- Job
Report how many lines below contain the word "JSON". Give only the number.
· · · · ·
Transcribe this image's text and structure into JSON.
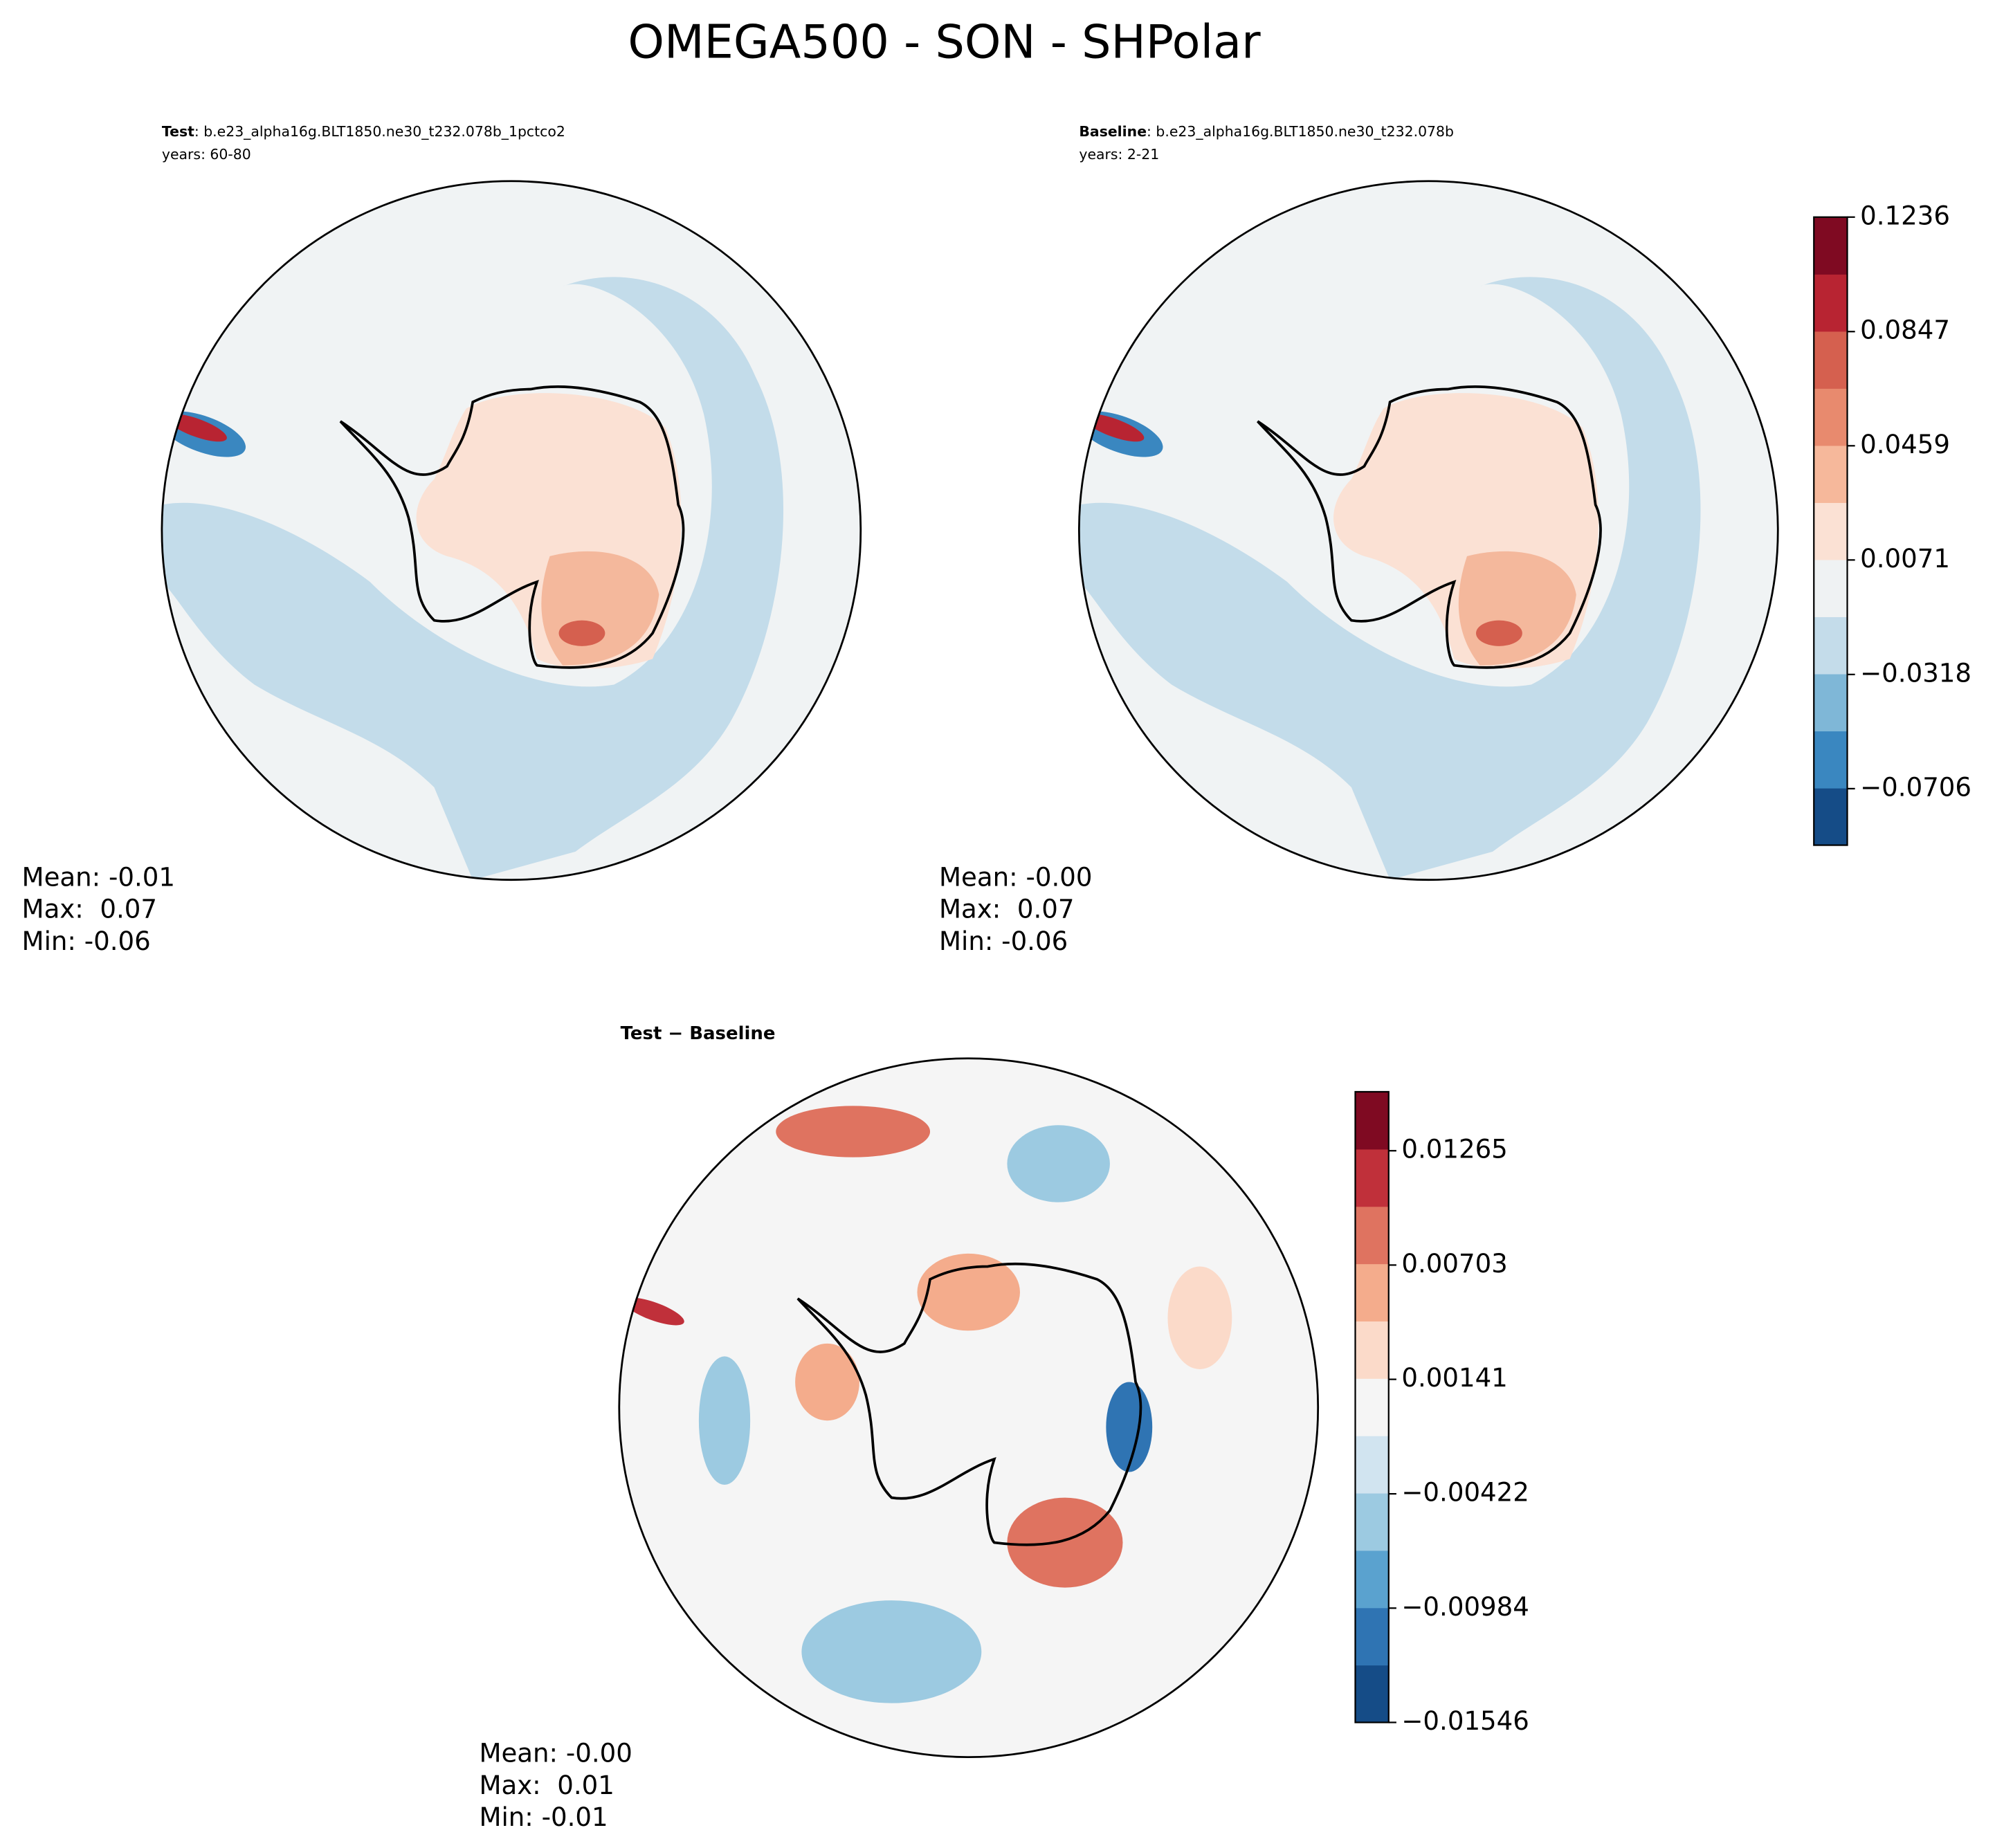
{
  "title": "OMEGA500 - SON - SHPolar",
  "panels": [
    {
      "name": "Test",
      "case": ": b.e23_alpha16g.BLT1850.ne30_t232.078b_1pctco2",
      "years": "years: 60-80",
      "stats": [
        "Mean: -0.01",
        "Max:  0.07",
        "Min: -0.06"
      ]
    },
    {
      "name": "Baseline",
      "case": ": b.e23_alpha16g.BLT1850.ne30_t232.078b",
      "years": "years: 2-21",
      "stats": [
        "Mean: -0.00",
        "Max:  0.07",
        "Min: -0.06"
      ]
    },
    {
      "name": "Test − Baseline",
      "stats": [
        "Mean: -0.00",
        "Max:  0.01",
        "Min: -0.01"
      ]
    }
  ],
  "colorbars": [
    {
      "lim": [
        -0.0898,
        0.1236
      ],
      "ticks": [
        {
          "value": -0.0706,
          "label": "−0.0706"
        },
        {
          "value": -0.0318,
          "label": "−0.0318"
        },
        0.0071,
        0.0459,
        0.0847,
        0.1236
      ],
      "colors": [
        "#154c87",
        "#3a87c0",
        "#7fb7d7",
        "#c4dcea",
        "#eff2f3",
        "#fbe1d4",
        "#f6b89b",
        "#e88a6e",
        "#d5604f",
        "#b82432",
        "#7f0a22"
      ]
    },
    {
      "lim": [
        -0.01546,
        0.01555
      ],
      "ticks": [
        {
          "value": -0.01546,
          "label": "−0.01546"
        },
        {
          "value": -0.00984,
          "label": "−0.00984"
        },
        {
          "value": -0.00422,
          "label": "−0.00422"
        },
        0.00141,
        0.00703,
        0.01265
      ],
      "colors": [
        "#154c87",
        "#2f74b3",
        "#5aa2cf",
        "#9ccae1",
        "#d1e4f0",
        "#f5f5f5",
        "#fbdac9",
        "#f4ac8c",
        "#df7360",
        "#c0303a",
        "#7f0a22"
      ]
    }
  ]
}
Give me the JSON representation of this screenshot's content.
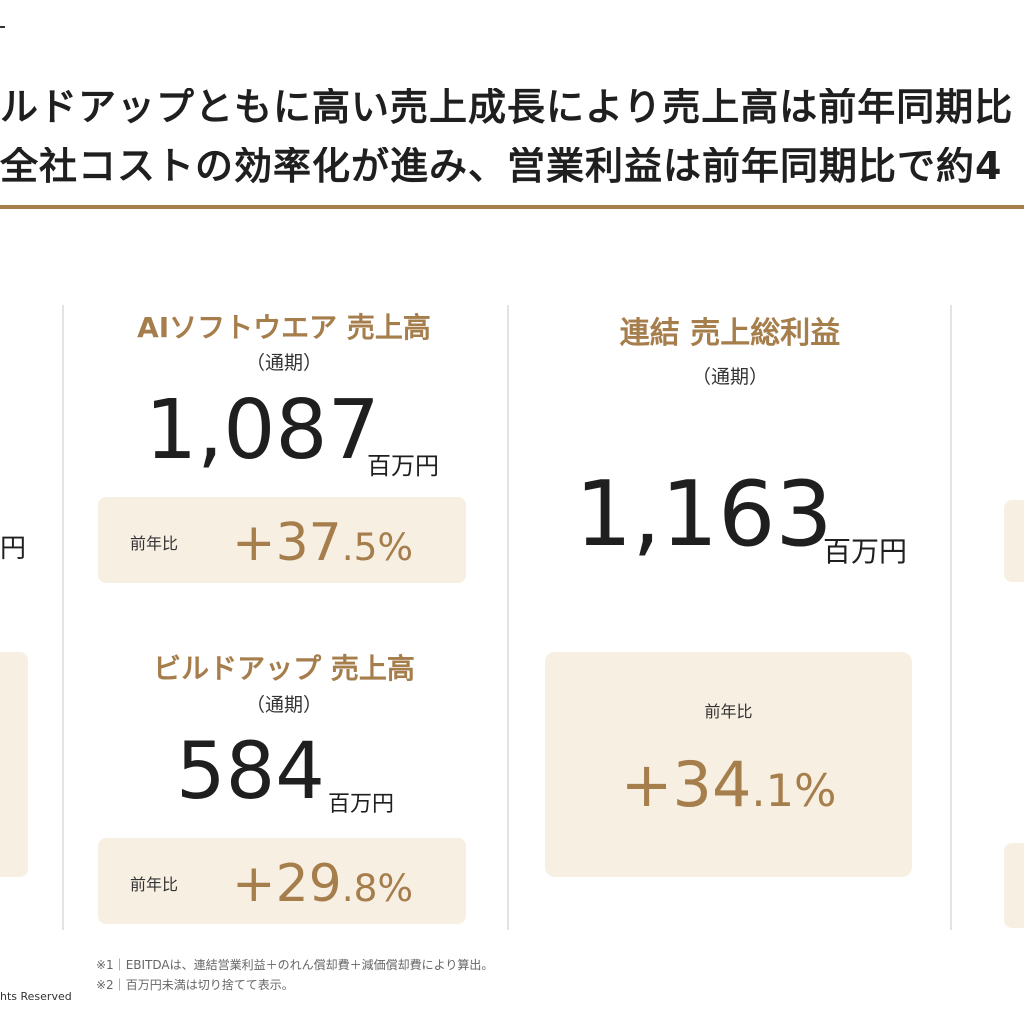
· · · · ·
- Expected answer
2